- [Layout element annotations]
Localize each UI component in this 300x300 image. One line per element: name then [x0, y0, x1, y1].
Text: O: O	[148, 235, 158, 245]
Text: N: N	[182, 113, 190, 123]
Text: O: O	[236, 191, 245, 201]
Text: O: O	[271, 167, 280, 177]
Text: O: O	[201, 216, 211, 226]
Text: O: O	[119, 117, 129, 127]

- [Challenge] Copy every line of the records above, requests included, shifting each coordinate in the answers by adding 116 to it.

- [The output]
Localize each UI component in this 300x300 image. One line per element: name then [x0, y0, x1, y1].
Text: O: O	[264, 351, 274, 361]
Text: N: N	[298, 229, 306, 239]
Text: O: O	[352, 307, 361, 317]
Text: O: O	[387, 283, 396, 293]
Text: O: O	[317, 332, 327, 342]
Text: O: O	[235, 233, 245, 243]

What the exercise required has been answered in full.